— START OF DATASET ROWS —

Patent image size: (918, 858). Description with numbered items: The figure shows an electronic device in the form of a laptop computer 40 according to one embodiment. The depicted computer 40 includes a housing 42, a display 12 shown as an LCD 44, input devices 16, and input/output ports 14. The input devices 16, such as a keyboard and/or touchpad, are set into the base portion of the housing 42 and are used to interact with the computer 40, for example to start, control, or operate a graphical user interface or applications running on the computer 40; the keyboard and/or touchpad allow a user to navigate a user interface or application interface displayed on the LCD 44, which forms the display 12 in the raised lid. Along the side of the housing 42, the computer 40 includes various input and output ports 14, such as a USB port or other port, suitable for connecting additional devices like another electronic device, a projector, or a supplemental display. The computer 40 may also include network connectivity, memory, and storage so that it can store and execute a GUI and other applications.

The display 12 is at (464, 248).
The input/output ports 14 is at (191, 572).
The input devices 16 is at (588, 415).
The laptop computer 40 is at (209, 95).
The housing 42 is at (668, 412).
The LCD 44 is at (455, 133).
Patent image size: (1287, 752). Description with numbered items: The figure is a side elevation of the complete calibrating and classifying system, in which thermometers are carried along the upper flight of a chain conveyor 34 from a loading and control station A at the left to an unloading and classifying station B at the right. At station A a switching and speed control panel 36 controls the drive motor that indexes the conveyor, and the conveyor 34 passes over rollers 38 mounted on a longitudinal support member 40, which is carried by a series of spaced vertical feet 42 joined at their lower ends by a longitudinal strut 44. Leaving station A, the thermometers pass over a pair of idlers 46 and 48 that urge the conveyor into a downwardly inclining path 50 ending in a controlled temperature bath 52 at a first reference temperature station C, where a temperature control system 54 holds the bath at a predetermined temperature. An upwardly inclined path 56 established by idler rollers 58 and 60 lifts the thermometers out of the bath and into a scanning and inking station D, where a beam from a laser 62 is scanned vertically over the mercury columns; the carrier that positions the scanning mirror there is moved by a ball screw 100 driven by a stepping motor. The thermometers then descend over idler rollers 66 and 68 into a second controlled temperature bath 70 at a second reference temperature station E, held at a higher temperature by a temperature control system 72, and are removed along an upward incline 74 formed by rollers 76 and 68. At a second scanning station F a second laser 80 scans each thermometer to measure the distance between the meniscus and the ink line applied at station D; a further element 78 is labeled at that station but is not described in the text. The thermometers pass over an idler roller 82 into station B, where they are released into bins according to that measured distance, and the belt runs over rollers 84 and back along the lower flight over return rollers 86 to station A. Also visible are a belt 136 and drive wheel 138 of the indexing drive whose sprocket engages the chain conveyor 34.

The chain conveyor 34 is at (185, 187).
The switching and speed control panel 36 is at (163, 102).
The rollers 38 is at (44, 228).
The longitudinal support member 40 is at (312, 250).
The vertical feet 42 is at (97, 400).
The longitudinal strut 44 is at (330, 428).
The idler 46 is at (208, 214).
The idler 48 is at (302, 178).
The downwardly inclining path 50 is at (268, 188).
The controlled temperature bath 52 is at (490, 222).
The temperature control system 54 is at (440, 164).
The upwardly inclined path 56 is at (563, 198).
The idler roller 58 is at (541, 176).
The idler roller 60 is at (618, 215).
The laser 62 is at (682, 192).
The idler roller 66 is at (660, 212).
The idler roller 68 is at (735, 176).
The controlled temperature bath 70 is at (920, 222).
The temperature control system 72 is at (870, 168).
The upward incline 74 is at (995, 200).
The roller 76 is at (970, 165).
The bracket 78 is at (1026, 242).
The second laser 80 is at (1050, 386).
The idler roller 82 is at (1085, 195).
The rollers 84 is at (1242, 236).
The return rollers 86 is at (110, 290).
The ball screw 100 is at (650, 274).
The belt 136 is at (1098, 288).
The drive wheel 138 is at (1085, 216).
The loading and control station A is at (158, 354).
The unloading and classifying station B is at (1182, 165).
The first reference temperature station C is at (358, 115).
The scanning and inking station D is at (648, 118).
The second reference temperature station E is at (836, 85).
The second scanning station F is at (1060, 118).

— END OF DATASET ROWS —

Can you convert all of the data above into a Markdown table with the columns No. and Line, numbering each row and leaving out the blank lines?

◆ FINAL RESULT
| No. | Line |
|---|---|
| 1 | Patent image size: (918, 858). Description with numbered items: The figure shows an electronic device in the form of a laptop computer 40 according to one embodiment. The depicted computer 40 includes a housing 42, a display 12 shown as an LCD 44, input devices 16, and input/output ports 14. The input devices 16, such as a keyboard and/or touchpad, are set into the base portion of the housing 42 and are used to interact with the computer 40, for example to start, control, or operate a graphical user interface or applications running on the computer 40; the keyboard and/or touchpad allow a user to navigate a user interface or application interface displayed on the LCD 44, which forms the display 12 in the raised lid. Along the side of the housing 42, the computer 40 includes various input and output ports 14, such as a USB port or other port, suitable for connecting additional devices like another electronic device, a projector, or a supplemental display. The computer 40 may also include network connectivity, memory, and storage so that it can store and execute a GUI and other applications. |
| 2 | The display 12 is at (464, 248). |
| 3 | The input/output ports 14 is at (191, 572). |
| 4 | The input devices 16 is at (588, 415). |
| 5 | The laptop computer 40 is at (209, 95). |
| 6 | The housing 42 is at (668, 412). |
| 7 | The LCD 44 is at (455, 133). |
| 8 | Patent image size: (1287, 752). Description with numbered items: The figure is a side elevation of the complete calibrating and classifying system, in which thermometers are carried along the upper flight of a chain conveyor 34 from a loading and control station A at the left to an unloading and classifying station B at the right. At station A a switching and speed control panel 36 controls the drive motor that indexes the conveyor, and the conveyor 34 passes over rollers 38 mounted on a longitudinal support member 40, which is carried by a series of spaced vertical feet 42 joined at their lower ends by a longitudinal strut 44. Leaving station A, the thermometers pass over a pair of idlers 46 and 48 that urge the conveyor into a downwardly inclining path 50 ending in a controlled temperature bath 52 at a first reference temperature station C, where a temperature control system 54 holds the bath at a predetermined temperature. An upwardly inclined path 56 established by idler rollers 58 and 60 lifts the thermometers out of the bath and into a scanning and inking station D, where a beam from a laser 62 is scanned vertically over the mercury columns; the carrier that positions the scanning mirror there is moved by a ball screw 100 driven by a stepping motor. The thermometers then descend over idler rollers 66 and 68 into a second controlled temperature bath 70 at a second reference temperature station E, held at a higher temperature by a temperature control system 72, and are removed along an upward incline 74 formed by rollers 76 and 68. At a second scanning station F a second laser 80 scans each thermometer to measure the distance between the meniscus and the ink line applied at station D; a further element 78 is labeled at that station but is not described in the text. The thermometers pass over an idler roller 82 into station B, where they are released into bins according to that measured distance, and the belt runs over rollers 84 and back along the lower flight over return rollers 86 to station A. Also visible are a belt 136 and drive wheel 138 of the indexing drive whose sprocket engages the chain conveyor 34. |
| 9 | The chain conveyor 34 is at (185, 187). |
| 10 | The switching and speed control panel 36 is at (163, 102). |
| 11 | The rollers 38 is at (44, 228). |
| 12 | The longitudinal support member 40 is at (312, 250). |
| 13 | The vertical feet 42 is at (97, 400). |
| 14 | The longitudinal strut 44 is at (330, 428). |
| 15 | The idler 46 is at (208, 214). |
| 16 | The idler 48 is at (302, 178). |
| 17 | The downwardly inclining path 50 is at (268, 188). |
| 18 | The controlled temperature bath 52 is at (490, 222). |
| 19 | The temperature control system 54 is at (440, 164). |
| 20 | The upwardly inclined path 56 is at (563, 198). |
| 21 | The idler roller 58 is at (541, 176). |
| 22 | The idler roller 60 is at (618, 215). |
| 23 | The laser 62 is at (682, 192). |
| 24 | The idler roller 66 is at (660, 212). |
| 25 | The idler roller 68 is at (735, 176). |
| 26 | The controlled temperature bath 70 is at (920, 222). |
| 27 | The temperature control system 72 is at (870, 168). |
| 28 | The upward incline 74 is at (995, 200). |
| 29 | The roller 76 is at (970, 165). |
| 30 | The bracket 78 is at (1026, 242). |
| 31 | The second laser 80 is at (1050, 386). |
| 32 | The idler roller 82 is at (1085, 195). |
| 33 | The rollers 84 is at (1242, 236). |
| 34 | The return rollers 86 is at (110, 290). |
| 35 | The ball screw 100 is at (650, 274). |
| 36 | The belt 136 is at (1098, 288). |
| 37 | The drive wheel 138 is at (1085, 216). |
| 38 | The loading and control station A is at (158, 354). |
| 39 | The unloading and classifying station B is at (1182, 165). |
| 40 | The first reference temperature station C is at (358, 115). |
| 41 | The scanning and inking station D is at (648, 118). |
| 42 | The second reference temperature station E is at (836, 85). |
| 43 | The second scanning station F is at (1060, 118). |